• Set exercise
Wherever the string "name" appears in the listing, copy that line.

[Figure collection entries]

· · · ·

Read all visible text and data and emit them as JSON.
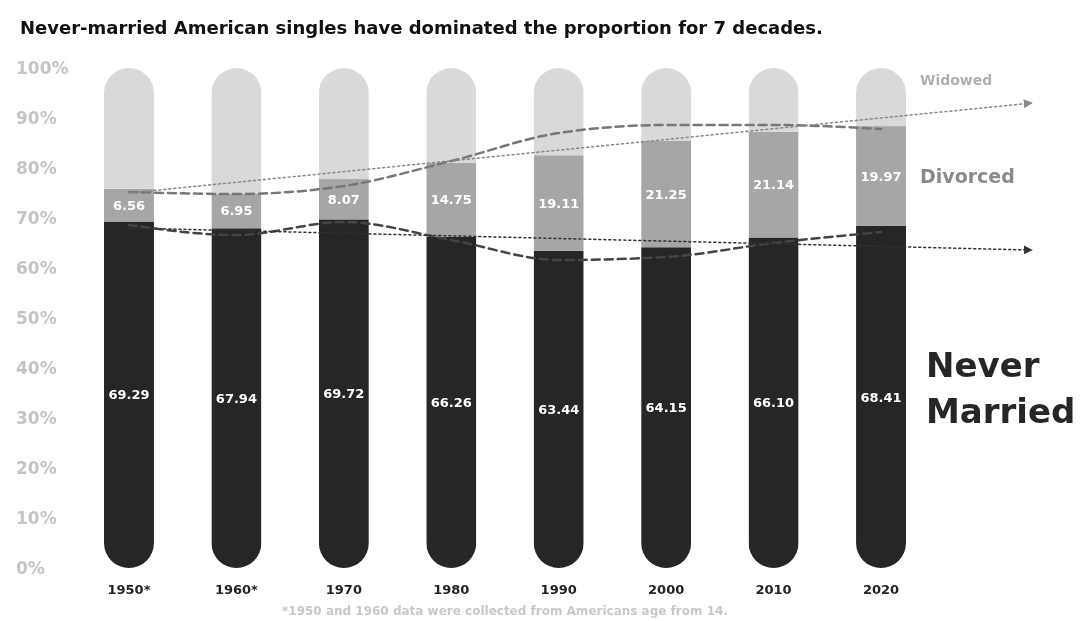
{
  "chart_data": {
    "type": "bar",
    "stacked": true,
    "title": "Never-married American singles have dominated the proportion for 7 decades.",
    "categories": [
      "1950*",
      "1960*",
      "1970",
      "1980",
      "1990",
      "2000",
      "2010",
      "2020"
    ],
    "ylim": [
      0,
      100
    ],
    "yticks": [
      {
        "value": 0,
        "label": "0%"
      },
      {
        "value": 10,
        "label": "10%"
      },
      {
        "value": 20,
        "label": "20%"
      },
      {
        "value": 30,
        "label": "30%"
      },
      {
        "value": 40,
        "label": "40%"
      },
      {
        "value": 50,
        "label": "50%"
      },
      {
        "value": 60,
        "label": "60%"
      },
      {
        "value": 70,
        "label": "70%"
      },
      {
        "value": 80,
        "label": "80%"
      },
      {
        "value": 90,
        "label": "90%"
      },
      {
        "value": 100,
        "label": "100%"
      }
    ],
    "grid": false,
    "legend": false,
    "series": [
      {
        "name": "Never Married",
        "color": "#262626",
        "values": [
          69.29,
          67.94,
          69.72,
          66.26,
          63.44,
          64.15,
          66.1,
          68.41
        ],
        "value_labels": [
          "69.29",
          "67.94",
          "69.72",
          "66.26",
          "63.44",
          "64.15",
          "66.10",
          "68.41"
        ]
      },
      {
        "name": "Divorced",
        "color": "#a6a6a6",
        "values": [
          6.56,
          6.95,
          8.07,
          14.75,
          19.11,
          21.25,
          21.14,
          19.97
        ],
        "value_labels": [
          "6.56",
          "6.95",
          "8.07",
          "14.75",
          "19.11",
          "21.25",
          "21.14",
          "19.97"
        ]
      },
      {
        "name": "Widowed",
        "color": "#d9d9d9",
        "values": [
          24.2,
          25.1,
          22.2,
          19,
          17.5,
          14.6,
          12.8,
          11.6
        ]
      },
      {
        "type": "line",
        "color": "#777777",
        "line_style": "dashed",
        "values": [
          75.2,
          74.8,
          76.4,
          81.4,
          87,
          88.6,
          88.6,
          87.8
        ]
      },
      {
        "type": "line",
        "color": "#444444",
        "line_style": "dashed",
        "values": [
          68.6,
          66.6,
          69.2,
          65.6,
          61.6,
          62.2,
          65,
          67.2
        ]
      },
      {
        "type": "line",
        "color": "#888888",
        "line_style": "dotted",
        "values": [
          75,
          null,
          null,
          null,
          null,
          null,
          null,
          90
        ]
      },
      {
        "type": "line",
        "color": "#333333",
        "line_style": "dotted",
        "values": [
          68,
          null,
          null,
          null,
          65.9,
          null,
          null,
          null
        ]
      }
    ],
    "annotations": [
      "*1950 and 1960 data were collected from Americans age from 14."
    ]
  }
}
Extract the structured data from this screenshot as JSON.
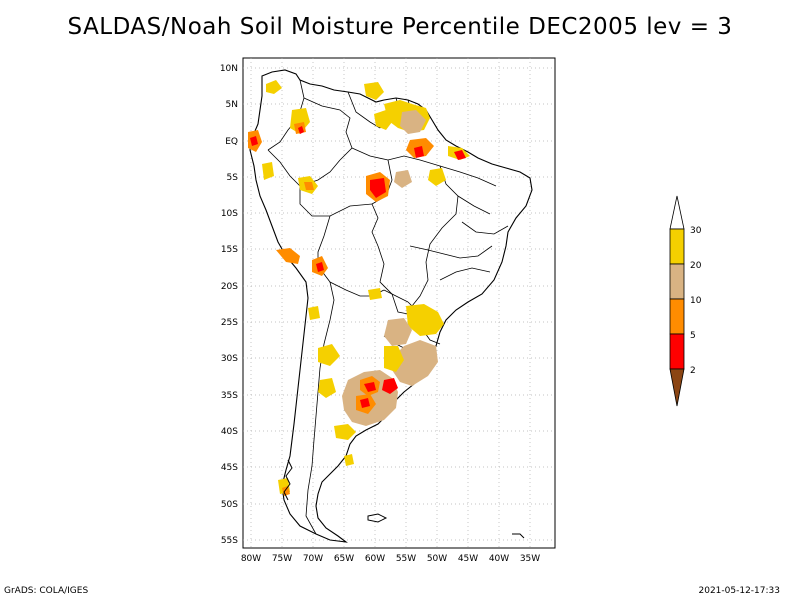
{
  "title": "SALDAS/Noah Soil Moisture Percentile DEC2005 lev = 3",
  "lat_labels": [
    "10N",
    "5N",
    "EQ",
    "5S",
    "10S",
    "15S",
    "20S",
    "25S",
    "30S",
    "35S",
    "40S",
    "45S",
    "50S",
    "55S"
  ],
  "lon_labels": [
    "80W",
    "75W",
    "70W",
    "65W",
    "60W",
    "55W",
    "50W",
    "45W",
    "40W",
    "35W"
  ],
  "legend": {
    "labels": [
      "30",
      "20",
      "10",
      "5",
      "2"
    ],
    "colors": {
      "above_30": "#ffffff",
      "20_30": "#f5d000",
      "10_20": "#d9b383",
      "5_10": "#ff8c00",
      "2_5": "#ff0000",
      "below_2": "#8b4513"
    }
  },
  "footer": {
    "left": "GrADS: COLA/IGES",
    "right": "2021-05-12-17:33"
  }
}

· · · ·

• The result
        "name": "Never Married",
        "name": "Divorced",
        "name": "Widowed",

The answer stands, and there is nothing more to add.